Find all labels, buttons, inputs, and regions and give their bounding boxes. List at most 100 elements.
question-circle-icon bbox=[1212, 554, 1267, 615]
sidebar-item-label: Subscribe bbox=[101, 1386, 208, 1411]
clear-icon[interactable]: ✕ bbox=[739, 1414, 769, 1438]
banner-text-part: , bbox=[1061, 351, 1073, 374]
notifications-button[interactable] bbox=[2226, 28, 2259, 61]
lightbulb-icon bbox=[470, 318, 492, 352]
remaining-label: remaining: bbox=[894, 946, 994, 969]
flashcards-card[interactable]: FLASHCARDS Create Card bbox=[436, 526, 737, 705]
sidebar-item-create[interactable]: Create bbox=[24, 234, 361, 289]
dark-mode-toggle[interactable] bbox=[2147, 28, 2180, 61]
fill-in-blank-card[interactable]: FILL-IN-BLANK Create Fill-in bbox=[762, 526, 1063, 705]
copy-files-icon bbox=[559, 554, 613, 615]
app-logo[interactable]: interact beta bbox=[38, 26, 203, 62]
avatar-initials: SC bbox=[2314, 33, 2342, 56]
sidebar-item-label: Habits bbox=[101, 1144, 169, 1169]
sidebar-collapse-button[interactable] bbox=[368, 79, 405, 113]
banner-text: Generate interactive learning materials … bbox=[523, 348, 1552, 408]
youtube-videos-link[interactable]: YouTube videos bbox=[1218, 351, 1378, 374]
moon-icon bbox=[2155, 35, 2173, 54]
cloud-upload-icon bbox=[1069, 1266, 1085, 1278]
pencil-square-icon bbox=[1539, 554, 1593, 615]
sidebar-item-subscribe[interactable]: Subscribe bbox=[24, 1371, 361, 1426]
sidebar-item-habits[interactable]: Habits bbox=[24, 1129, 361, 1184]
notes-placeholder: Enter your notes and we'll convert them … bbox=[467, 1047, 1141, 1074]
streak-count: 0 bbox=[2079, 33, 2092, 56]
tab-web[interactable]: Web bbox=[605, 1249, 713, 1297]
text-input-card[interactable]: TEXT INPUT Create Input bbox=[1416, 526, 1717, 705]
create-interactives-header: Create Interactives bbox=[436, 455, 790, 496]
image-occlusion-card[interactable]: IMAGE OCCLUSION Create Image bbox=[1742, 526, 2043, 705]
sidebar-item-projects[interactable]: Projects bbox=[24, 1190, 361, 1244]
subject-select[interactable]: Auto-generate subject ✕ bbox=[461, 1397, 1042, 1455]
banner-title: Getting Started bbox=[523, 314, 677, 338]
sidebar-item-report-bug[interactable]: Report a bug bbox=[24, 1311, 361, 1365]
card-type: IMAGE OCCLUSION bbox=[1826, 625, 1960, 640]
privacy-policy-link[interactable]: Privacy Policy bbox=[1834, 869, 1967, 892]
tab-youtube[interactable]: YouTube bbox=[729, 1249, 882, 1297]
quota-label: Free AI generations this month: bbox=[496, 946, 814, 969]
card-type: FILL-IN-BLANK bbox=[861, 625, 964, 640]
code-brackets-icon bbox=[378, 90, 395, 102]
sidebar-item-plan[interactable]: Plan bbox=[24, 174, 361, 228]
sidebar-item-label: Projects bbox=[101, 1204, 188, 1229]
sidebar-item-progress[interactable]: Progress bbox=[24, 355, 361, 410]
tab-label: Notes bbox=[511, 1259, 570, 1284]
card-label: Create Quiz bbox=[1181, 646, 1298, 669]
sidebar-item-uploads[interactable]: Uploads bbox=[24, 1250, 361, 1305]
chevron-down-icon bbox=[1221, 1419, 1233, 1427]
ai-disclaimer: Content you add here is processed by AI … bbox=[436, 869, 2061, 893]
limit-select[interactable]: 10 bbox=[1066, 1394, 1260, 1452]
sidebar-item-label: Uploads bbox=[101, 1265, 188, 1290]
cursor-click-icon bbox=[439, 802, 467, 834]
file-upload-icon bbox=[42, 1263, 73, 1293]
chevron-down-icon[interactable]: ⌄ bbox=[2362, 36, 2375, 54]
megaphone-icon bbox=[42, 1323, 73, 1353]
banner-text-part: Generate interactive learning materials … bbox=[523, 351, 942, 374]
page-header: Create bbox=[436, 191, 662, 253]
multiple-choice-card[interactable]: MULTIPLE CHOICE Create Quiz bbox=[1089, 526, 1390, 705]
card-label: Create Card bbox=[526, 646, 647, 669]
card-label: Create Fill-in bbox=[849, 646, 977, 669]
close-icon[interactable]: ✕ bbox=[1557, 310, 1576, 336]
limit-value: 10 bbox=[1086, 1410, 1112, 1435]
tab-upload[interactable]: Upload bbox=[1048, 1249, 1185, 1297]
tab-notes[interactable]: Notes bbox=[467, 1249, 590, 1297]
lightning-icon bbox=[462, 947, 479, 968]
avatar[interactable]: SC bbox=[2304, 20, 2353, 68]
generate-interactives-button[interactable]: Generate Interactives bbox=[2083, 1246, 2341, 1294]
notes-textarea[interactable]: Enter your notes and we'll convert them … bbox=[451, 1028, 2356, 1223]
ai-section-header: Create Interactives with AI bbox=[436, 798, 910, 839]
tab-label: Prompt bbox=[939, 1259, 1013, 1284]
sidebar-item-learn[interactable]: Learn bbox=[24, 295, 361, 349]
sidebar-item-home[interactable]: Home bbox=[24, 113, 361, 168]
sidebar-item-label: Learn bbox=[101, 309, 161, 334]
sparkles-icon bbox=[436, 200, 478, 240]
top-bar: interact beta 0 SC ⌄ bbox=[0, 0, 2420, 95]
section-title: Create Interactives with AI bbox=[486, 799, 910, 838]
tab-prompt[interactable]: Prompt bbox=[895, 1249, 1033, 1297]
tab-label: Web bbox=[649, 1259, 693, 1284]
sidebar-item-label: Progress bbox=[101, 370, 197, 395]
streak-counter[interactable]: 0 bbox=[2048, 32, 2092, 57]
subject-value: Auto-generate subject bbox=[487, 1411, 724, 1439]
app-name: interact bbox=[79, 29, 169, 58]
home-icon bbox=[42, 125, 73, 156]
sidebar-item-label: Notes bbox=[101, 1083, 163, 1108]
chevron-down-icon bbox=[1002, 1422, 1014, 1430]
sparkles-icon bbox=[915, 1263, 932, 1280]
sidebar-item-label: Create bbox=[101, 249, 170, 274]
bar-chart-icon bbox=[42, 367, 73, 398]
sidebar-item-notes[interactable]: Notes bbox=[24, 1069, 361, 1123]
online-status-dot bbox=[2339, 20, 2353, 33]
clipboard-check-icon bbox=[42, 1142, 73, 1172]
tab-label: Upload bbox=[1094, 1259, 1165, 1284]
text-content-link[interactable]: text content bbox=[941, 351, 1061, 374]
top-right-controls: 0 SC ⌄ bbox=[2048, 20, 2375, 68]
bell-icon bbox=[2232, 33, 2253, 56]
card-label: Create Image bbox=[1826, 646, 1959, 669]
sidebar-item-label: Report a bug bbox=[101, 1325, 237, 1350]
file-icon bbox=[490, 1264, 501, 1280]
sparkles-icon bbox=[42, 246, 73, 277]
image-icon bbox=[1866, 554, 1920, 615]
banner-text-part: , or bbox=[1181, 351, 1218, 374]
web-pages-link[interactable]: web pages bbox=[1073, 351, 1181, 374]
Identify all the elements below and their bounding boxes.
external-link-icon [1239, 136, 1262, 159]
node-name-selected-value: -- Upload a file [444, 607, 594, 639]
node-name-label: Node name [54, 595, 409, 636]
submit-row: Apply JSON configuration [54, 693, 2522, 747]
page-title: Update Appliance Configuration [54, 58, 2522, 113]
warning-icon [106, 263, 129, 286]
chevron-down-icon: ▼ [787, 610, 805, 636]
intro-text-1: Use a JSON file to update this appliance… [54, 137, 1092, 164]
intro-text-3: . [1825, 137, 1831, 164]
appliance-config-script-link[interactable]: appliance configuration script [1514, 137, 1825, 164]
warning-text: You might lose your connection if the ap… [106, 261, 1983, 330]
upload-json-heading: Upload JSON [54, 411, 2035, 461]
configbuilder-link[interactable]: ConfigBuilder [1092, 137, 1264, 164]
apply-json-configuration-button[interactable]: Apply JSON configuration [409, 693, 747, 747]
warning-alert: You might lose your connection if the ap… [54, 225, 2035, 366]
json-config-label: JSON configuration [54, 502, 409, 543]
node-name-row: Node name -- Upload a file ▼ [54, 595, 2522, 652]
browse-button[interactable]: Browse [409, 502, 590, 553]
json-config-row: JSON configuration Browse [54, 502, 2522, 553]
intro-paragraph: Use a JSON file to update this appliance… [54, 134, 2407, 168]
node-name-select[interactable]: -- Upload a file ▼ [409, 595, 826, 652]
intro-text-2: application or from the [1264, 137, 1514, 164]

-----

**EXERCISE REQUIREMENTS**
Copy out the records verbatim, from the first line through the line that contains "fill-in-blank-card[interactable]: FILL-IN-BLANK Create", including both of those lines.

**EXPECTED OUTPUT**
Find all labels, buttons, inputs, and regions and give their bounding boxes. List at most 100 elements.
question-circle-icon bbox=[1212, 554, 1267, 615]
sidebar-item-label: Subscribe bbox=[101, 1386, 208, 1411]
clear-icon[interactable]: ✕ bbox=[739, 1414, 769, 1438]
banner-text-part: , bbox=[1061, 351, 1073, 374]
notifications-button[interactable] bbox=[2226, 28, 2259, 61]
lightbulb-icon bbox=[470, 318, 492, 352]
remaining-label: remaining: bbox=[894, 946, 994, 969]
flashcards-card[interactable]: FLASHCARDS Create Card bbox=[436, 526, 737, 705]
sidebar-item-create[interactable]: Create bbox=[24, 234, 361, 289]
dark-mode-toggle[interactable] bbox=[2147, 28, 2180, 61]
fill-in-blank-card[interactable]: FILL-IN-BLANK Create Fill-in bbox=[762, 526, 1063, 705]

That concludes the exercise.